/---

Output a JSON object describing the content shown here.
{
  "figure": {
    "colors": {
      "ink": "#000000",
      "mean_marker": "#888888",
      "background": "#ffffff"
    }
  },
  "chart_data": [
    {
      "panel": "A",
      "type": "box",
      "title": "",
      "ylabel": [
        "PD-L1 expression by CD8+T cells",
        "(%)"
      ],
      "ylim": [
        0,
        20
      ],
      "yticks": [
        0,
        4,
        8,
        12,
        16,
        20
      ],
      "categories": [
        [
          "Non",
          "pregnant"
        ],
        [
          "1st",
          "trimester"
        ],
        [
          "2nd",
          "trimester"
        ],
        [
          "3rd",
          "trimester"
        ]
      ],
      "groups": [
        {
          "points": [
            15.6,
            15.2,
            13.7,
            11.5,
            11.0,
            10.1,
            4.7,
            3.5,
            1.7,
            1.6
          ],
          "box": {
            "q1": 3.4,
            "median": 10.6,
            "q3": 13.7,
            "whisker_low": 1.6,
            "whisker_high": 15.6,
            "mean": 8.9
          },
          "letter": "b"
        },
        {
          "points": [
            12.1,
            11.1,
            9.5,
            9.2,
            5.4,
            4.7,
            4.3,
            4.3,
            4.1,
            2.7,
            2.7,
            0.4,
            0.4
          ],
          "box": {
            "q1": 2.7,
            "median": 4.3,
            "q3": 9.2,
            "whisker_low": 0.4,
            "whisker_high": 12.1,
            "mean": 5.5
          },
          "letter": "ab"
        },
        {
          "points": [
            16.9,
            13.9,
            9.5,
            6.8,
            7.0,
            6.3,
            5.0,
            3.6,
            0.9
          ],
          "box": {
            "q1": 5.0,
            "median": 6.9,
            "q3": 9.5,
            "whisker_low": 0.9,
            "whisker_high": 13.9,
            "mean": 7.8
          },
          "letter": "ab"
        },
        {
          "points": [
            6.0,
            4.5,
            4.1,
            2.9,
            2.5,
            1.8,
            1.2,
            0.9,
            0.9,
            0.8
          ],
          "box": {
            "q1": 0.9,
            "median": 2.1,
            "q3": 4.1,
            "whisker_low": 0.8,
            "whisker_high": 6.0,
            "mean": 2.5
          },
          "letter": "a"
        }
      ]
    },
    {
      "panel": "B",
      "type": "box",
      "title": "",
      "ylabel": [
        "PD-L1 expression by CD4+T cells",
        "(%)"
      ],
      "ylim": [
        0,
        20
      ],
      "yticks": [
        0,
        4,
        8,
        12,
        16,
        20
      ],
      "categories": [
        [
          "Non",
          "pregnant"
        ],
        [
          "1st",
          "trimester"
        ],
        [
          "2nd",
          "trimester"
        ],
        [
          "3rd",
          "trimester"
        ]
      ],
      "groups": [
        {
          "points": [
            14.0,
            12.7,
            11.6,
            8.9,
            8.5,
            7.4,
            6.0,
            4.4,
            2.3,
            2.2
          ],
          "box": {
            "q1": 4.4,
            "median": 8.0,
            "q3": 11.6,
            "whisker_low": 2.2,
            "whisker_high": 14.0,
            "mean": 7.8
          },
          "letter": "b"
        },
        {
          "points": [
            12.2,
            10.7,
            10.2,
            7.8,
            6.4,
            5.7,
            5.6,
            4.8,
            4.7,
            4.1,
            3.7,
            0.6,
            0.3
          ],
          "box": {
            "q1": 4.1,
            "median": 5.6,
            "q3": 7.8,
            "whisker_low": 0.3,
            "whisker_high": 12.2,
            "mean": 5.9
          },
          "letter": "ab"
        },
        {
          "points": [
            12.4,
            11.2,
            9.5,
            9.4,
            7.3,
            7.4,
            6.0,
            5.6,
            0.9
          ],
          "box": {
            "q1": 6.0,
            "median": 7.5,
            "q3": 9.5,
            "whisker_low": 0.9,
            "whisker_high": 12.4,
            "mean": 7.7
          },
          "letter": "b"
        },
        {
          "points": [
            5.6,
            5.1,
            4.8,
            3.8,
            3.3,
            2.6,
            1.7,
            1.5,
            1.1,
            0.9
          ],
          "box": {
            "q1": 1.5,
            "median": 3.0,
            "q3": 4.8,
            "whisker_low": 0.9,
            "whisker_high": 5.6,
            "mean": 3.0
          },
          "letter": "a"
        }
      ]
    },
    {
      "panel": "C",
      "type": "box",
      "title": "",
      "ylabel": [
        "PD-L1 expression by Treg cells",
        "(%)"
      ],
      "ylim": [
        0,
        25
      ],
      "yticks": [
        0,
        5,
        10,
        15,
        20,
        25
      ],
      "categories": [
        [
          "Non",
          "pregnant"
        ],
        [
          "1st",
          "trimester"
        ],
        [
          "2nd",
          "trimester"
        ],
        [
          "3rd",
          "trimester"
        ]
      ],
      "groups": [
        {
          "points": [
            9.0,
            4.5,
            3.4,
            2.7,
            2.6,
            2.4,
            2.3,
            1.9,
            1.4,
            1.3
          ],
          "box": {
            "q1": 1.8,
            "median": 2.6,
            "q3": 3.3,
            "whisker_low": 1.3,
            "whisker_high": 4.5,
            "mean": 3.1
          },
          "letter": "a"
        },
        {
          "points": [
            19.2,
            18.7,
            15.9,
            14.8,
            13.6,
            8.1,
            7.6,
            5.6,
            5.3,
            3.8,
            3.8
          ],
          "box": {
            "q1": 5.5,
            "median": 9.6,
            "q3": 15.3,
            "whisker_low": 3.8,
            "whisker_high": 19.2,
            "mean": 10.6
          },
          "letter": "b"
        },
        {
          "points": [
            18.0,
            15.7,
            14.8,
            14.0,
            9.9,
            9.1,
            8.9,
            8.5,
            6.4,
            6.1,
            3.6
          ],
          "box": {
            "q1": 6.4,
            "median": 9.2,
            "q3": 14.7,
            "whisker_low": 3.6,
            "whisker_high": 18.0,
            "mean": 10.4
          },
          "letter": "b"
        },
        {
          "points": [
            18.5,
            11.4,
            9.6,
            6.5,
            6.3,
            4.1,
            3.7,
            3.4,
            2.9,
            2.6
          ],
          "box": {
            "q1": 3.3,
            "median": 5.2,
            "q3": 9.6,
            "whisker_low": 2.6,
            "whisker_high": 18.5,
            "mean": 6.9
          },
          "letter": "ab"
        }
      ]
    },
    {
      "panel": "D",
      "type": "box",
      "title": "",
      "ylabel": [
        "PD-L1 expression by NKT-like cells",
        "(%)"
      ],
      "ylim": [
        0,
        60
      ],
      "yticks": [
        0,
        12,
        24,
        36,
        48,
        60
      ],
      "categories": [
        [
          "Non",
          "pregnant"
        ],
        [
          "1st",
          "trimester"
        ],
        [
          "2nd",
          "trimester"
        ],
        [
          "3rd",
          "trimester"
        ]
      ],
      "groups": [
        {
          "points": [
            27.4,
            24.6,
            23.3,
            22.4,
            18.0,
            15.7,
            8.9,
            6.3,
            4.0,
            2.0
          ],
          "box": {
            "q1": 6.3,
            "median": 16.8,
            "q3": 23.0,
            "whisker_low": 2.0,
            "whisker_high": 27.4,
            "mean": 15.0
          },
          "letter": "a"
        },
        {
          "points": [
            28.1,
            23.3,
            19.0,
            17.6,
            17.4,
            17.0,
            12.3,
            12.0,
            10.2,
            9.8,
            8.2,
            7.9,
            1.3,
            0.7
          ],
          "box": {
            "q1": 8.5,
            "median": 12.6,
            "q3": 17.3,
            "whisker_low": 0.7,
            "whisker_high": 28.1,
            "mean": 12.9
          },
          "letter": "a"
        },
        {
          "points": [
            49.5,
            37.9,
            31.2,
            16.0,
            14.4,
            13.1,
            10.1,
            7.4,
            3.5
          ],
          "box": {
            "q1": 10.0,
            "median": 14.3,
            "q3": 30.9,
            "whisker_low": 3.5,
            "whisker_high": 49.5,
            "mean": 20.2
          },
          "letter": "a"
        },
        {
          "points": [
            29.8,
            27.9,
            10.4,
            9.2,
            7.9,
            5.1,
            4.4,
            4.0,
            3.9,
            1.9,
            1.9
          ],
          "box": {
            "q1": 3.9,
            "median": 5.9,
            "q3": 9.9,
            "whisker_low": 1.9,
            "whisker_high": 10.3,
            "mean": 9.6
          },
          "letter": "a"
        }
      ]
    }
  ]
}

\---

* **What the task requires**:
Read the lines above. Gather those in which the string "expression" is found.

* **Answer for this exercise**:
        "PD-L1 expression by CD8+T cells",
        "PD-L1 expression by CD4+T cells",
        "PD-L1 expression by Treg cells",
        "PD-L1 expression by NKT-like cells",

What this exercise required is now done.